#### DATA FOR THE TASK
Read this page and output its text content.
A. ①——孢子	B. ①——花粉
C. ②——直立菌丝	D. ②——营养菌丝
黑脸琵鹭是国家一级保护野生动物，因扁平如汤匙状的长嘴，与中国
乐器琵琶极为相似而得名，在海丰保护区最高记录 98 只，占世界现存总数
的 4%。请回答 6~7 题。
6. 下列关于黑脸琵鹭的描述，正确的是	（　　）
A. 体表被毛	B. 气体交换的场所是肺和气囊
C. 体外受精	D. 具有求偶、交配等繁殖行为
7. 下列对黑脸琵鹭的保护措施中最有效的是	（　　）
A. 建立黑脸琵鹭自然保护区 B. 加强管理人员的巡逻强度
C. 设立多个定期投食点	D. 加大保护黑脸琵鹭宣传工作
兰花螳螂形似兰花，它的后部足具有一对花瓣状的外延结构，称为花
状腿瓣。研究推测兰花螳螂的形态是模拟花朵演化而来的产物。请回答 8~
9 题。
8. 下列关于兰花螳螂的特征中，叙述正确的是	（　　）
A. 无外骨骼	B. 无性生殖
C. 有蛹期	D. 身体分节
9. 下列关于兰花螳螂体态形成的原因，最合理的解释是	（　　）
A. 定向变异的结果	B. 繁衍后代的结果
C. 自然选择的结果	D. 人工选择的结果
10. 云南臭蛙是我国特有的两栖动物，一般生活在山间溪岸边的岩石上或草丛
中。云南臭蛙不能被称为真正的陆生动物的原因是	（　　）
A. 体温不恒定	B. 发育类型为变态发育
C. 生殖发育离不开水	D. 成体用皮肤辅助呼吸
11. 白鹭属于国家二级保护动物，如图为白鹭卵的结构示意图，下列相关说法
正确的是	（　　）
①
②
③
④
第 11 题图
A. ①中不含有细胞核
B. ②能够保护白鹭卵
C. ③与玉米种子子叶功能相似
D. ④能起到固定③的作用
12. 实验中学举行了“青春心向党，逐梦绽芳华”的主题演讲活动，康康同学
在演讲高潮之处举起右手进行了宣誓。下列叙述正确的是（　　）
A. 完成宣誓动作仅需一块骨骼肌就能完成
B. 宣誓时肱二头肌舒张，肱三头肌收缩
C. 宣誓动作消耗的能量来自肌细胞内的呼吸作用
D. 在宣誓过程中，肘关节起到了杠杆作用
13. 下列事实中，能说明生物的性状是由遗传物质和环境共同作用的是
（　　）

#### SET EXERCISE
Set every line of the listing down word for word.

#### EXERCISE SOLUTION
Read this page and output its text content.
A. ①——孢子	B. ①——花粉
C. ②——直立菌丝	D. ②——营养菌丝
黑脸琵鹭是国家一级保护野生动物，因扁平如汤匙状的长嘴，与中国
乐器琵琶极为相似而得名，在海丰保护区最高记录 98 只，占世界现存总数
的 4%。请回答 6~7 题。
6. 下列关于黑脸琵鹭的描述，正确的是	（　　）
A. 体表被毛	B. 气体交换的场所是肺和气囊
C. 体外受精	D. 具有求偶、交配等繁殖行为
7. 下列对黑脸琵鹭的保护措施中最有效的是	（　　）
A. 建立黑脸琵鹭自然保护区 B. 加强管理人员的巡逻强度
C. 设立多个定期投食点	D. 加大保护黑脸琵鹭宣传工作
兰花螳螂形似兰花，它的后部足具有一对花瓣状的外延结构，称为花
状腿瓣。研究推测兰花螳螂的形态是模拟花朵演化而来的产物。请回答 8~
9 题。
8. 下列关于兰花螳螂的特征中，叙述正确的是	（　　）
A. 无外骨骼	B. 无性生殖
C. 有蛹期	D. 身体分节
9. 下列关于兰花螳螂体态形成的原因，最合理的解释是	（　　）
A. 定向变异的结果	B. 繁衍后代的结果
C. 自然选择的结果	D. 人工选择的结果
10. 云南臭蛙是我国特有的两栖动物，一般生活在山间溪岸边的岩石上或草丛
中。云南臭蛙不能被称为真正的陆生动物的原因是	（　　）
A. 体温不恒定	B. 发育类型为变态发育
C. 生殖发育离不开水	D. 成体用皮肤辅助呼吸
11. 白鹭属于国家二级保护动物，如图为白鹭卵的结构示意图，下列相关说法
正确的是	（　　）
①
②
③
④
第 11 题图
A. ①中不含有细胞核
B. ②能够保护白鹭卵
C. ③与玉米种子子叶功能相似
D. ④能起到固定③的作用
12. 实验中学举行了“青春心向党，逐梦绽芳华”的主题演讲活动，康康同学
在演讲高潮之处举起右手进行了宣誓。下列叙述正确的是（　　）
A. 完成宣誓动作仅需一块骨骼肌就能完成
B. 宣誓时肱二头肌舒张，肱三头肌收缩
C. 宣誓动作消耗的能量来自肌细胞内的呼吸作用
D. 在宣誓过程中，肘关节起到了杠杆作用
13. 下列事实中，能说明生物的性状是由遗传物质和环境共同作用的是
（　　）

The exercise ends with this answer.